* Task to carry out *
Extract all records. Keep each one exact.
## BEGIN
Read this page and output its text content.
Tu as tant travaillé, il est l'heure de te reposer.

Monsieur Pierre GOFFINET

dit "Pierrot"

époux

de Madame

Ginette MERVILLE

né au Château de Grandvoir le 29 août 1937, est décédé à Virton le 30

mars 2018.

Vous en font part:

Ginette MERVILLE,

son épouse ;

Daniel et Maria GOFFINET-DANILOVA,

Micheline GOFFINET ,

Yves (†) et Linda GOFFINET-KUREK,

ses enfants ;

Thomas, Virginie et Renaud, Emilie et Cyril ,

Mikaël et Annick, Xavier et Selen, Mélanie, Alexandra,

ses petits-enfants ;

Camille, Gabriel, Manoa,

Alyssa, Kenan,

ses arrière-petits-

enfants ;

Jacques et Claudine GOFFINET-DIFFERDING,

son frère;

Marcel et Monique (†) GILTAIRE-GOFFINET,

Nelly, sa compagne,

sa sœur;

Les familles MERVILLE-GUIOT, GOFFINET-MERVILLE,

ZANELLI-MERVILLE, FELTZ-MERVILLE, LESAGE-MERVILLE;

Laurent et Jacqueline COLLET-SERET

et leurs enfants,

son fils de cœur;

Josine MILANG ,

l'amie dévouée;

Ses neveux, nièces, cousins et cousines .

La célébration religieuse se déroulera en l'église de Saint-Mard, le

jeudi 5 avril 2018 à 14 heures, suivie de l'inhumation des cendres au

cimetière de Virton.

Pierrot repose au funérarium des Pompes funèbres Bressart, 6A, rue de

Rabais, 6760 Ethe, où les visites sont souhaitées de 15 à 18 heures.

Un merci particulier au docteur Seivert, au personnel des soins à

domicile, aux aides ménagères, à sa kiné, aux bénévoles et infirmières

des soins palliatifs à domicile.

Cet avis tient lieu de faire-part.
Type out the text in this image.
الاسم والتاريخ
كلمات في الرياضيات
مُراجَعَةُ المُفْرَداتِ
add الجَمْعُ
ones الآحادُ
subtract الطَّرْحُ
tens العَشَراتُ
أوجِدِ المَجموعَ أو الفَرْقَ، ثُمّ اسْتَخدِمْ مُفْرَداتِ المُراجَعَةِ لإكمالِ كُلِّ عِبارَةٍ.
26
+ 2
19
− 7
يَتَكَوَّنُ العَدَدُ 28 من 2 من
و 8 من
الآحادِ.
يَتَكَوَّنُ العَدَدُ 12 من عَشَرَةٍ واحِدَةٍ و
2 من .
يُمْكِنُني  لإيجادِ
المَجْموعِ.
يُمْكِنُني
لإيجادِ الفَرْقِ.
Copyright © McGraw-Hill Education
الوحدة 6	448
## END
* Response to this exercise *
Read this page and output its text content.
Tu as tant travaillé, il est l'heure de te reposer.

Monsieur Pierre GOFFINET

dit "Pierrot"

époux

de Madame

Ginette MERVILLE

né au Château de Grandvoir le 29 août 1937, est décédé à Virton le 30

mars 2018.

Vous en font part:

Ginette MERVILLE,

son épouse ;

Daniel et Maria GOFFINET-DANILOVA,

Micheline GOFFINET ,

Yves (†) et Linda GOFFINET-KUREK,

ses enfants ;

Thomas, Virginie et Renaud, Emilie et Cyril ,

Mikaël et Annick, Xavier et Selen, Mélanie, Alexandra,

ses petits-enfants ;

Camille, Gabriel, Manoa,

Alyssa, Kenan,

ses arrière-petits-

enfants ;

Jacques et Claudine GOFFINET-DIFFERDING,

son frère;

Marcel et Monique (†) GILTAIRE-GOFFINET,

Nelly, sa compagne,

sa sœur;

Les familles MERVILLE-GUIOT, GOFFINET-MERVILLE,

ZANELLI-MERVILLE, FELTZ-MERVILLE, LESAGE-MERVILLE;

Laurent et Jacqueline COLLET-SERET

et leurs enfants,

son fils de cœur;

Josine MILANG ,

l'amie dévouée;

Ses neveux, nièces, cousins et cousines .

La célébration religieuse se déroulera en l'église de Saint-Mard, le

jeudi 5 avril 2018 à 14 heures, suivie de l'inhumation des cendres au

cimetière de Virton.

Pierrot repose au funérarium des Pompes funèbres Bressart, 6A, rue de

Rabais, 6760 Ethe, où les visites sont souhaitées de 15 à 18 heures.

Un merci particulier au docteur Seivert, au personnel des soins à

domicile, aux aides ménagères, à sa kiné, aux bénévoles et infirmières

des soins palliatifs à domicile.

Cet avis tient lieu de faire-part.
Type out the text in this image.
الاسم والتاريخ
كلمات في الرياضيات
مُراجَعَةُ المُفْرَداتِ
add الجَمْعُ
ones الآحادُ
subtract الطَّرْحُ
tens العَشَراتُ
أوجِدِ المَجموعَ أو الفَرْقَ، ثُمّ اسْتَخدِمْ مُفْرَداتِ المُراجَعَةِ لإكمالِ كُلِّ عِبارَةٍ.
26
+ 2
19
− 7
يَتَكَوَّنُ العَدَدُ 28 من 2 من
و 8 من
الآحادِ.
يَتَكَوَّنُ العَدَدُ 12 من عَشَرَةٍ واحِدَةٍ و
2 من .
يُمْكِنُني  لإيجادِ
المَجْموعِ.
يُمْكِنُني
لإيجادِ الفَرْقِ.
Copyright © McGraw-Hill Education
الوحدة 6	448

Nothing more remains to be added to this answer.